* _WORK REQUIRED_
Give a verbatim copy of the lines below, minus the pictures.

* _AVAILABLE DATA_
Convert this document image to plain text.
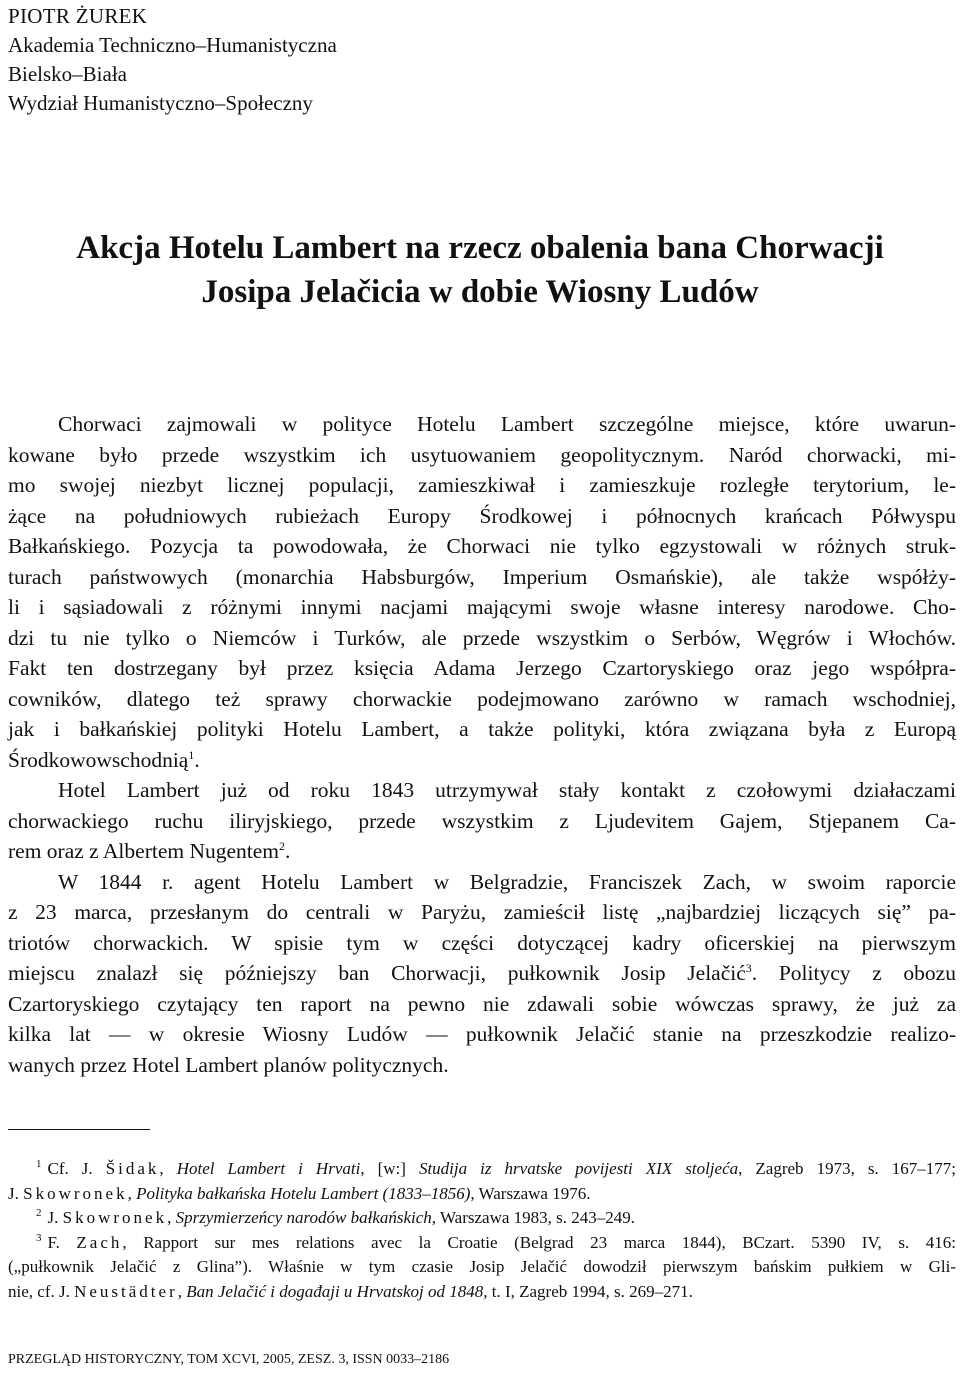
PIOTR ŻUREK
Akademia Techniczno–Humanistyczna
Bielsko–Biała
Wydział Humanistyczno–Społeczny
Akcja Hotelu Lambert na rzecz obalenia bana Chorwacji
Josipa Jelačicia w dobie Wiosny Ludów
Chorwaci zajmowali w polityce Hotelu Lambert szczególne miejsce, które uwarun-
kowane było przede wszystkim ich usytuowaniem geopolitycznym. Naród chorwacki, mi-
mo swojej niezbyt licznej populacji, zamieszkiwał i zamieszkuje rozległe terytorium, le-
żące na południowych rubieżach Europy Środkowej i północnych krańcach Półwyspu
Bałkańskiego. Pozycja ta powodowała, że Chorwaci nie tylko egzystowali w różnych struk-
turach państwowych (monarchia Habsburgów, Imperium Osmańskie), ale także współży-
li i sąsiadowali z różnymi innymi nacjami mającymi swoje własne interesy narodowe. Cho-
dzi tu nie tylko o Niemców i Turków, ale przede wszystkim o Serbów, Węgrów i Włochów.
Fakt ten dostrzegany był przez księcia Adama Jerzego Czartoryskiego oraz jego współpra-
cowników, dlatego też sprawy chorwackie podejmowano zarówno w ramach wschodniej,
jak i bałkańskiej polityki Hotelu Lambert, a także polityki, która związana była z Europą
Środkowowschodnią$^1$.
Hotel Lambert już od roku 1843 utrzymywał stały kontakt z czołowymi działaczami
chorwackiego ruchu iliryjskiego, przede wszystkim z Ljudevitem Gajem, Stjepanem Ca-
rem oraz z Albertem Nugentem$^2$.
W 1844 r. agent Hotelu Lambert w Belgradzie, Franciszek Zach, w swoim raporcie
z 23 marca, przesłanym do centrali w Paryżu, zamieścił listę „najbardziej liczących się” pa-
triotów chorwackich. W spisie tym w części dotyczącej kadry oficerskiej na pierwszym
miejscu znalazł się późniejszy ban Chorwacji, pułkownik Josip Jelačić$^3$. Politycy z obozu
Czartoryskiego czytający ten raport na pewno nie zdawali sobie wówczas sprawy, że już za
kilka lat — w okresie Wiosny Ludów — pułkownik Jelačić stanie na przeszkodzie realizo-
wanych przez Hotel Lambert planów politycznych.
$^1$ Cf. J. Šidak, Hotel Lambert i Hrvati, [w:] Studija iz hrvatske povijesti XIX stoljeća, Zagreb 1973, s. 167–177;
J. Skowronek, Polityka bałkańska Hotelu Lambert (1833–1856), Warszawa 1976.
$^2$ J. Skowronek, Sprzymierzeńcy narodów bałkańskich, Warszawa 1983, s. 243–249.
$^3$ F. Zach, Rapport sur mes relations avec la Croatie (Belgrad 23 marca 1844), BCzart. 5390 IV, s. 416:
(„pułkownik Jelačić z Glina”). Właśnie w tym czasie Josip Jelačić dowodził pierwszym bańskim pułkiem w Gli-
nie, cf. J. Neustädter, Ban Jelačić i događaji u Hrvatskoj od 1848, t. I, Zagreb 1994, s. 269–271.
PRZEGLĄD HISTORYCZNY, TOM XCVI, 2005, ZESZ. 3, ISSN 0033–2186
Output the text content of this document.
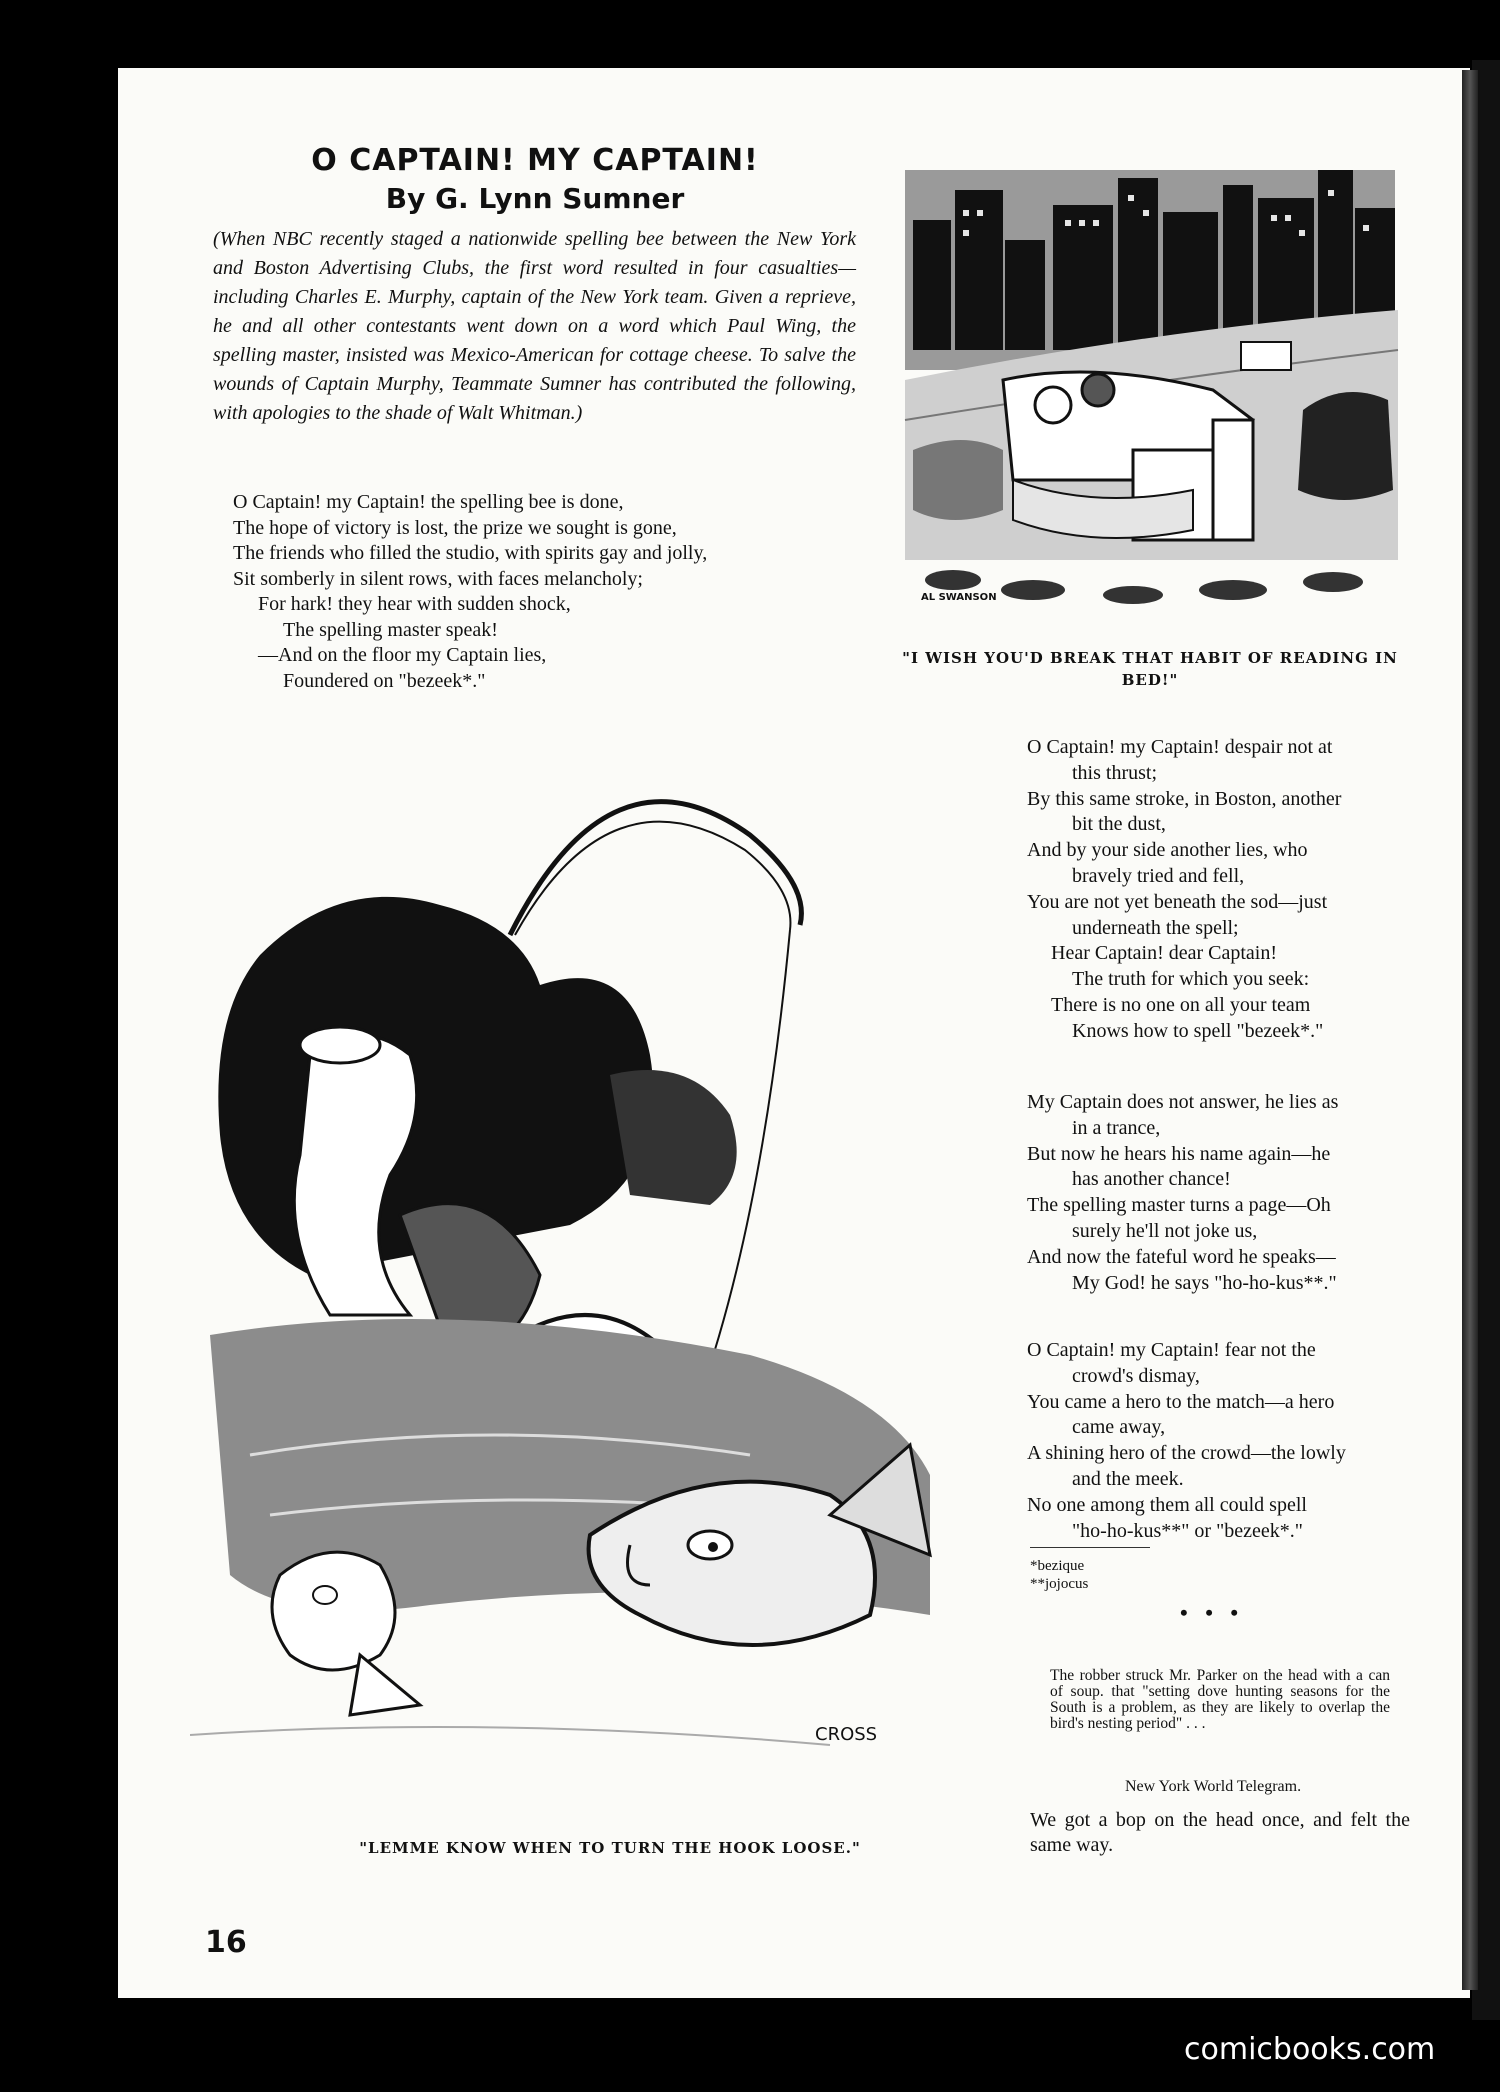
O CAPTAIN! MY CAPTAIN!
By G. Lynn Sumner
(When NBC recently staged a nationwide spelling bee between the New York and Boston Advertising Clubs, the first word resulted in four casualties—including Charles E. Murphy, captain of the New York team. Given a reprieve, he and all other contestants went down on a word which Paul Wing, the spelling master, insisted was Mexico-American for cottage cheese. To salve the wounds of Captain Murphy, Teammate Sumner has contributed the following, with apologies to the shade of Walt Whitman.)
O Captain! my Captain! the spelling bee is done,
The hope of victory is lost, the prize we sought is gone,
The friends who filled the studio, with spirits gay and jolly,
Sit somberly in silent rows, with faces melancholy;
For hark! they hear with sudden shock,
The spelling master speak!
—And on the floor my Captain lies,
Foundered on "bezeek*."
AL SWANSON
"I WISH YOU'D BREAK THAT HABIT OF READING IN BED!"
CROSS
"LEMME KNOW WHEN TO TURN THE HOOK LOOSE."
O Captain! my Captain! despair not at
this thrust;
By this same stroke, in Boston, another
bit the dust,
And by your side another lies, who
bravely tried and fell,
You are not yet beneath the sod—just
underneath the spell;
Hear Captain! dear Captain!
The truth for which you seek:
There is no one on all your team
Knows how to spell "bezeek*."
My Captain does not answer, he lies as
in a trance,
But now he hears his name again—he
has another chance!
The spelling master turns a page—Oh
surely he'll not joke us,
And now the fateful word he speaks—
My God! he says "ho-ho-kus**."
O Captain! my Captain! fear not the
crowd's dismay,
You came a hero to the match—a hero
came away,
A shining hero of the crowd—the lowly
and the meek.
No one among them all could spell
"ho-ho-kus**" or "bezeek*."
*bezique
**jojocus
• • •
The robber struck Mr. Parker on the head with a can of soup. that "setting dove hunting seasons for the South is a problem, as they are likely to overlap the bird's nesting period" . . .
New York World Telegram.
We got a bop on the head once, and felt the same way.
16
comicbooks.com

* _EXERCISE ANSWER_
Convert this document image to plain text.
PIOTR ŻUREK
Akademia Techniczno–Humanistyczna
Bielsko–Biała
Wydział Humanistyczno–Społeczny
Akcja Hotelu Lambert na rzecz obalenia bana Chorwacji
Josipa Jelačicia w dobie Wiosny Ludów
Chorwaci zajmowali w polityce Hotelu Lambert szczególne miejsce, które uwarun-
kowane było przede wszystkim ich usytuowaniem geopolitycznym. Naród chorwacki, mi-
mo swojej niezbyt licznej populacji, zamieszkiwał i zamieszkuje rozległe terytorium, le-
żące na południowych rubieżach Europy Środkowej i północnych krańcach Półwyspu
Bałkańskiego. Pozycja ta powodowała, że Chorwaci nie tylko egzystowali w różnych struk-
turach państwowych (monarchia Habsburgów, Imperium Osmańskie), ale także współży-
li i sąsiadowali z różnymi innymi nacjami mającymi swoje własne interesy narodowe. Cho-
dzi tu nie tylko o Niemców i Turków, ale przede wszystkim o Serbów, Węgrów i Włochów.
Fakt ten dostrzegany był przez księcia Adama Jerzego Czartoryskiego oraz jego współpra-
cowników, dlatego też sprawy chorwackie podejmowano zarówno w ramach wschodniej,
jak i bałkańskiej polityki Hotelu Lambert, a także polityki, która związana była z Europą
Środkowowschodnią$^1$.
Hotel Lambert już od roku 1843 utrzymywał stały kontakt z czołowymi działaczami
chorwackiego ruchu iliryjskiego, przede wszystkim z Ljudevitem Gajem, Stjepanem Ca-
rem oraz z Albertem Nugentem$^2$.
W 1844 r. agent Hotelu Lambert w Belgradzie, Franciszek Zach, w swoim raporcie
z 23 marca, przesłanym do centrali w Paryżu, zamieścił listę „najbardziej liczących się” pa-
triotów chorwackich. W spisie tym w części dotyczącej kadry oficerskiej na pierwszym
miejscu znalazł się późniejszy ban Chorwacji, pułkownik Josip Jelačić$^3$. Politycy z obozu
Czartoryskiego czytający ten raport na pewno nie zdawali sobie wówczas sprawy, że już za
kilka lat — w okresie Wiosny Ludów — pułkownik Jelačić stanie na przeszkodzie realizo-
wanych przez Hotel Lambert planów politycznych.
$^1$ Cf. J. Šidak, Hotel Lambert i Hrvati, [w:] Studija iz hrvatske povijesti XIX stoljeća, Zagreb 1973, s. 167–177;
J. Skowronek, Polityka bałkańska Hotelu Lambert (1833–1856), Warszawa 1976.
$^2$ J. Skowronek, Sprzymierzeńcy narodów bałkańskich, Warszawa 1983, s. 243–249.
$^3$ F. Zach, Rapport sur mes relations avec la Croatie (Belgrad 23 marca 1844), BCzart. 5390 IV, s. 416:
(„pułkownik Jelačić z Glina”). Właśnie w tym czasie Josip Jelačić dowodził pierwszym bańskim pułkiem w Gli-
nie, cf. J. Neustädter, Ban Jelačić i događaji u Hrvatskoj od 1848, t. I, Zagreb 1994, s. 269–271.
PRZEGLĄD HISTORYCZNY, TOM XCVI, 2005, ZESZ. 3, ISSN 0033–2186
Output the text content of this document.
O CAPTAIN! MY CAPTAIN!
By G. Lynn Sumner
(When NBC recently staged a nationwide spelling bee between the New York and Boston Advertising Clubs, the first word resulted in four casualties—including Charles E. Murphy, captain of the New York team. Given a reprieve, he and all other contestants went down on a word which Paul Wing, the spelling master, insisted was Mexico-American for cottage cheese. To salve the wounds of Captain Murphy, Teammate Sumner has contributed the following, with apologies to the shade of Walt Whitman.)
O Captain! my Captain! the spelling bee is done,
The hope of victory is lost, the prize we sought is gone,
The friends who filled the studio, with spirits gay and jolly,
Sit somberly in silent rows, with faces melancholy;
For hark! they hear with sudden shock,
The spelling master speak!
—And on the floor my Captain lies,
Foundered on "bezeek*."
AL SWANSON
"I WISH YOU'D BREAK THAT HABIT OF READING IN BED!"
CROSS
"LEMME KNOW WHEN TO TURN THE HOOK LOOSE."
O Captain! my Captain! despair not at
this thrust;
By this same stroke, in Boston, another
bit the dust,
And by your side another lies, who
bravely tried and fell,
You are not yet beneath the sod—just
underneath the spell;
Hear Captain! dear Captain!
The truth for which you seek:
There is no one on all your team
Knows how to spell "bezeek*."
My Captain does not answer, he lies as
in a trance,
But now he hears his name again—he
has another chance!
The spelling master turns a page—Oh
surely he'll not joke us,
And now the fateful word he speaks—
My God! he says "ho-ho-kus**."
O Captain! my Captain! fear not the
crowd's dismay,
You came a hero to the match—a hero
came away,
A shining hero of the crowd—the lowly
and the meek.
No one among them all could spell
"ho-ho-kus**" or "bezeek*."
*bezique
**jojocus
• • •
The robber struck Mr. Parker on the head with a can of soup. that "setting dove hunting seasons for the South is a problem, as they are likely to overlap the bird's nesting period" . . .
New York World Telegram.
We got a bop on the head once, and felt the same way.
16
comicbooks.com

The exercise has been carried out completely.